# Data items
- - - - -
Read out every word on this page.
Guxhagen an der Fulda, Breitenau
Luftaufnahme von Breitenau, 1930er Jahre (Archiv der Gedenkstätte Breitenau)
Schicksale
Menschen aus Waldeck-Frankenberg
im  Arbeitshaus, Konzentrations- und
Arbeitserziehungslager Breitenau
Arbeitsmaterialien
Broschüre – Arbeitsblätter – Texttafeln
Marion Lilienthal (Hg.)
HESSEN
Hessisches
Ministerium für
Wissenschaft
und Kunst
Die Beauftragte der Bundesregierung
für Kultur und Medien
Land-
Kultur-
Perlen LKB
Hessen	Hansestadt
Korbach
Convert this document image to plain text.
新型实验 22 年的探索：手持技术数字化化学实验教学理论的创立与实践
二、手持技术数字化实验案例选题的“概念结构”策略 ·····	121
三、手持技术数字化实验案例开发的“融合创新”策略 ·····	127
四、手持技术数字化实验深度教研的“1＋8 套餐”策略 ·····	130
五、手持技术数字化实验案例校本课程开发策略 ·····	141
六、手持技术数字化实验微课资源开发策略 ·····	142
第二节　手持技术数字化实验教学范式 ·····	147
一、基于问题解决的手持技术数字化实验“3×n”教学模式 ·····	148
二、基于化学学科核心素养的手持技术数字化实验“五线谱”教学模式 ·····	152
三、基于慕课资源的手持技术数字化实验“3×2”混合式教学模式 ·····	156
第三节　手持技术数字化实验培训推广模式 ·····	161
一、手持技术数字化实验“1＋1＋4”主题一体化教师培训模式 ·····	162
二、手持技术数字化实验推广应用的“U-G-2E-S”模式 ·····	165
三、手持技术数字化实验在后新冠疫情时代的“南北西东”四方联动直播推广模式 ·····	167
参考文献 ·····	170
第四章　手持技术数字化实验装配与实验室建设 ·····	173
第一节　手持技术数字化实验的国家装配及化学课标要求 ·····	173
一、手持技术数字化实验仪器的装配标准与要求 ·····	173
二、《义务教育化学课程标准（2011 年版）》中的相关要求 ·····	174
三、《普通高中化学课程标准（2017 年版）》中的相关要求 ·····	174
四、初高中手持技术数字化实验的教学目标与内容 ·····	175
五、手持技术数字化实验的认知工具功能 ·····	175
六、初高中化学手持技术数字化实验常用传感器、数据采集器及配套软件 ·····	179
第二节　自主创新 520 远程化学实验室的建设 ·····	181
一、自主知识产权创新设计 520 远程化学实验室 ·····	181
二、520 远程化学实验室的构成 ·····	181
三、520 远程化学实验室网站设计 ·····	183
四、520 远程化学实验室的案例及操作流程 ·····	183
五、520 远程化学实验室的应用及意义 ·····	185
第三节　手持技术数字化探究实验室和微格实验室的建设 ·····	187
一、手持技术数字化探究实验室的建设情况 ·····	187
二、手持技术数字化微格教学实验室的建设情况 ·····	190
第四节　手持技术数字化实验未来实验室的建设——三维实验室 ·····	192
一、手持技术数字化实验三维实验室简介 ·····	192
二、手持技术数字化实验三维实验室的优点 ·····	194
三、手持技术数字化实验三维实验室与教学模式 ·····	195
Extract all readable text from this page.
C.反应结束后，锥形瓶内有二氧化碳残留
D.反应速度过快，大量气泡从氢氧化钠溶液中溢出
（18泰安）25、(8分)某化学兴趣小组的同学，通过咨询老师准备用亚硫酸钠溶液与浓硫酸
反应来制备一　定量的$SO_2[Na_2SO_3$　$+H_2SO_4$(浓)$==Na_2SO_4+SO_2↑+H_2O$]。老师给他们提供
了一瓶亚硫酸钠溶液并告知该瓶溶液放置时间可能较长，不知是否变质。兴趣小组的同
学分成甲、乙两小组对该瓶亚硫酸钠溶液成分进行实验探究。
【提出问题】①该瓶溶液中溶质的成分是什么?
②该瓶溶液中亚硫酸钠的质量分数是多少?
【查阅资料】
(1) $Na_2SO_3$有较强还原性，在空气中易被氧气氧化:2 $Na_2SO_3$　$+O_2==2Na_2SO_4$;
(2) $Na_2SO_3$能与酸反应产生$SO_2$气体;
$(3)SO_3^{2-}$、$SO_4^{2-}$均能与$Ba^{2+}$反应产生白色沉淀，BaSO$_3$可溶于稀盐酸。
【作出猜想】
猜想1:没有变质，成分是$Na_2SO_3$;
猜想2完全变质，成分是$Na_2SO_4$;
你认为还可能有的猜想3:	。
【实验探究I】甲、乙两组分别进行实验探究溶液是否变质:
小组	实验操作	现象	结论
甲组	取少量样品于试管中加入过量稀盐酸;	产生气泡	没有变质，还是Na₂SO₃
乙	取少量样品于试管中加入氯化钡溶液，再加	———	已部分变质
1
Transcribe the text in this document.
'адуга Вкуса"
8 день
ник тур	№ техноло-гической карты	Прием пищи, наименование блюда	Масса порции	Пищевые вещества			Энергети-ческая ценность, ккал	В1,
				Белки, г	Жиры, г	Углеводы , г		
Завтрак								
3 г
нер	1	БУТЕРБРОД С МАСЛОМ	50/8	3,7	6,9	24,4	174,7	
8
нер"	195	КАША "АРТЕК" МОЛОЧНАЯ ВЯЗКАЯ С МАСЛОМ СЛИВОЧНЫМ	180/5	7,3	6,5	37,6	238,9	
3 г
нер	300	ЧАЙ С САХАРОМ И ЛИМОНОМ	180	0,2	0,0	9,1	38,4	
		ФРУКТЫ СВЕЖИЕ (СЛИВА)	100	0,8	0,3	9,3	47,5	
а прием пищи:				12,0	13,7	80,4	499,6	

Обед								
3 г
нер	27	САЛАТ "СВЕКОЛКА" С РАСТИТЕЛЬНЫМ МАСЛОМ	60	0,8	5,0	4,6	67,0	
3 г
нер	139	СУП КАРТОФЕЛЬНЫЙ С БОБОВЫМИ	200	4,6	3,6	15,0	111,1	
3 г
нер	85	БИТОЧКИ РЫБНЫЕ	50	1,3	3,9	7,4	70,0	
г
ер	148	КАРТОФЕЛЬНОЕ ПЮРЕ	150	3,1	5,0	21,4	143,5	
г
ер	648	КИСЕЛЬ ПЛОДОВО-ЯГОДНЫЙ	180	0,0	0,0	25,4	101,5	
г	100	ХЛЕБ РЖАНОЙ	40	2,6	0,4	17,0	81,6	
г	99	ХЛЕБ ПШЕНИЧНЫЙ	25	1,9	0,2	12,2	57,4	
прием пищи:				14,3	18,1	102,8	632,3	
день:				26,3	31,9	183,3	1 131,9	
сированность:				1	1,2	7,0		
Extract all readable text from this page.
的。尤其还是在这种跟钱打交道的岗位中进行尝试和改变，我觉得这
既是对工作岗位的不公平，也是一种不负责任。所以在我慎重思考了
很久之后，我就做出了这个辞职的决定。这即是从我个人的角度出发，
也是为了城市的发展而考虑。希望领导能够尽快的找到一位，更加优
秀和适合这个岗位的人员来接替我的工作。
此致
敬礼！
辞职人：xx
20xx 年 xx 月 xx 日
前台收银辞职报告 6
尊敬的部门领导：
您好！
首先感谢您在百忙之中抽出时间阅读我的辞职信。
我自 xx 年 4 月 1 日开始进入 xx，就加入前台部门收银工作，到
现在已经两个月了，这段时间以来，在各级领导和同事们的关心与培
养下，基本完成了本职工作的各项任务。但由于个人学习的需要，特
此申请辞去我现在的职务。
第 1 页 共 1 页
- - - - -
# DIRECTIVE
Copy out the data shown above without altering anything.

# FINISHED EXERCISE
Read out every word on this page.
Guxhagen an der Fulda, Breitenau
Luftaufnahme von Breitenau, 1930er Jahre (Archiv der Gedenkstätte Breitenau)
Schicksale
Menschen aus Waldeck-Frankenberg
im  Arbeitshaus, Konzentrations- und
Arbeitserziehungslager Breitenau
Arbeitsmaterialien
Broschüre – Arbeitsblätter – Texttafeln
Marion Lilienthal (Hg.)
HESSEN
Hessisches
Ministerium für
Wissenschaft
und Kunst
Die Beauftragte der Bundesregierung
für Kultur und Medien
Land-
Kultur-
Perlen LKB
Hessen	Hansestadt
Korbach
Convert this document image to plain text.
新型实验 22 年的探索：手持技术数字化化学实验教学理论的创立与实践
二、手持技术数字化实验案例选题的“概念结构”策略 ·····	121
三、手持技术数字化实验案例开发的“融合创新”策略 ·····	127
四、手持技术数字化实验深度教研的“1＋8 套餐”策略 ·····	130
五、手持技术数字化实验案例校本课程开发策略 ·····	141
六、手持技术数字化实验微课资源开发策略 ·····	142
第二节　手持技术数字化实验教学范式 ·····	147
一、基于问题解决的手持技术数字化实验“3×n”教学模式 ·····	148
二、基于化学学科核心素养的手持技术数字化实验“五线谱”教学模式 ·····	152
三、基于慕课资源的手持技术数字化实验“3×2”混合式教学模式 ·····	156
第三节　手持技术数字化实验培训推广模式 ·····	161
一、手持技术数字化实验“1＋1＋4”主题一体化教师培训模式 ·····	162
二、手持技术数字化实验推广应用的“U-G-2E-S”模式 ·····	165
三、手持技术数字化实验在后新冠疫情时代的“南北西东”四方联动直播推广模式 ·····	167
参考文献 ·····	170
第四章　手持技术数字化实验装配与实验室建设 ·····	173
第一节　手持技术数字化实验的国家装配及化学课标要求 ·····	173
一、手持技术数字化实验仪器的装配标准与要求 ·····	173
二、《义务教育化学课程标准（2011 年版）》中的相关要求 ·····	174
三、《普通高中化学课程标准（2017 年版）》中的相关要求 ·····	174
四、初高中手持技术数字化实验的教学目标与内容 ·····	175
五、手持技术数字化实验的认知工具功能 ·····	175
六、初高中化学手持技术数字化实验常用传感器、数据采集器及配套软件 ·····	179
第二节　自主创新 520 远程化学实验室的建设 ·····	181
一、自主知识产权创新设计 520 远程化学实验室 ·····	181
二、520 远程化学实验室的构成 ·····	181
三、520 远程化学实验室网站设计 ·····	183
四、520 远程化学实验室的案例及操作流程 ·····	183
五、520 远程化学实验室的应用及意义 ·····	185
第三节　手持技术数字化探究实验室和微格实验室的建设 ·····	187
一、手持技术数字化探究实验室的建设情况 ·····	187
二、手持技术数字化微格教学实验室的建设情况 ·····	190
第四节　手持技术数字化实验未来实验室的建设——三维实验室 ·····	192
一、手持技术数字化实验三维实验室简介 ·····	192
二、手持技术数字化实验三维实验室的优点 ·····	194
三、手持技术数字化实验三维实验室与教学模式 ·····	195
Extract all readable text from this page.
C.反应结束后，锥形瓶内有二氧化碳残留
D.反应速度过快，大量气泡从氢氧化钠溶液中溢出
（18泰安）25、(8分)某化学兴趣小组的同学，通过咨询老师准备用亚硫酸钠溶液与浓硫酸
反应来制备一　定量的$SO_2[Na_2SO_3$　$+H_2SO_4$(浓)$==Na_2SO_4+SO_2↑+H_2O$]。老师给他们提供
了一瓶亚硫酸钠溶液并告知该瓶溶液放置时间可能较长，不知是否变质。兴趣小组的同
学分成甲、乙两小组对该瓶亚硫酸钠溶液成分进行实验探究。
【提出问题】①该瓶溶液中溶质的成分是什么?
②该瓶溶液中亚硫酸钠的质量分数是多少?
【查阅资料】
(1) $Na_2SO_3$有较强还原性，在空气中易被氧气氧化:2 $Na_2SO_3$　$+O_2==2Na_2SO_4$;
(2) $Na_2SO_3$能与酸反应产生$SO_2$气体;
$(3)SO_3^{2-}$、$SO_4^{2-}$均能与$Ba^{2+}$反应产生白色沉淀，BaSO$_3$可溶于稀盐酸。
【作出猜想】
猜想1:没有变质，成分是$Na_2SO_3$;
猜想2完全变质，成分是$Na_2SO_4$;
你认为还可能有的猜想3:	。
【实验探究I】甲、乙两组分别进行实验探究溶液是否变质:
小组	实验操作	现象	结论
甲组	取少量样品于试管中加入过量稀盐酸;	产生气泡	没有变质，还是Na₂SO₃
乙	取少量样品于试管中加入氯化钡溶液，再加	———	已部分变质
1
Transcribe the text in this document.
'адуга Вкуса"
8 день
ник тур	№ техноло-гической карты	Прием пищи, наименование блюда	Масса порции	Пищевые вещества			Энергети-ческая ценность, ккал	В1,
				Белки, г	Жиры, г	Углеводы , г		
Завтрак								
3 г
нер	1	БУТЕРБРОД С МАСЛОМ	50/8	3,7	6,9	24,4	174,7	
8
нер"	195	КАША "АРТЕК" МОЛОЧНАЯ ВЯЗКАЯ С МАСЛОМ СЛИВОЧНЫМ	180/5	7,3	6,5	37,6	238,9	
3 г
нер	300	ЧАЙ С САХАРОМ И ЛИМОНОМ	180	0,2	0,0	9,1	38,4	
		ФРУКТЫ СВЕЖИЕ (СЛИВА)	100	0,8	0,3	9,3	47,5	
а прием пищи:				12,0	13,7	80,4	499,6	

Обед								
3 г
нер	27	САЛАТ "СВЕКОЛКА" С РАСТИТЕЛЬНЫМ МАСЛОМ	60	0,8	5,0	4,6	67,0	
3 г
нер	139	СУП КАРТОФЕЛЬНЫЙ С БОБОВЫМИ	200	4,6	3,6	15,0	111,1	
3 г
нер	85	БИТОЧКИ РЫБНЫЕ	50	1,3	3,9	7,4	70,0	
г
ер	148	КАРТОФЕЛЬНОЕ ПЮРЕ	150	3,1	5,0	21,4	143,5	
г
ер	648	КИСЕЛЬ ПЛОДОВО-ЯГОДНЫЙ	180	0,0	0,0	25,4	101,5	
г	100	ХЛЕБ РЖАНОЙ	40	2,6	0,4	17,0	81,6	
г	99	ХЛЕБ ПШЕНИЧНЫЙ	25	1,9	0,2	12,2	57,4	
прием пищи:				14,3	18,1	102,8	632,3	
день:				26,3	31,9	183,3	1 131,9	
сированность:				1	1,2	7,0		
Extract all readable text from this page.
的。尤其还是在这种跟钱打交道的岗位中进行尝试和改变，我觉得这
既是对工作岗位的不公平，也是一种不负责任。所以在我慎重思考了
很久之后，我就做出了这个辞职的决定。这即是从我个人的角度出发，
也是为了城市的发展而考虑。希望领导能够尽快的找到一位，更加优
秀和适合这个岗位的人员来接替我的工作。
此致
敬礼！
辞职人：xx
20xx 年 xx 月 xx 日
前台收银辞职报告 6
尊敬的部门领导：
您好！
首先感谢您在百忙之中抽出时间阅读我的辞职信。
我自 xx 年 4 月 1 日开始进入 xx，就加入前台部门收银工作，到
现在已经两个月了，这段时间以来，在各级领导和同事们的关心与培
养下，基本完成了本职工作的各项任务。但由于个人学习的需要，特
此申请辞去我现在的职务。
第 1 页 共 1 页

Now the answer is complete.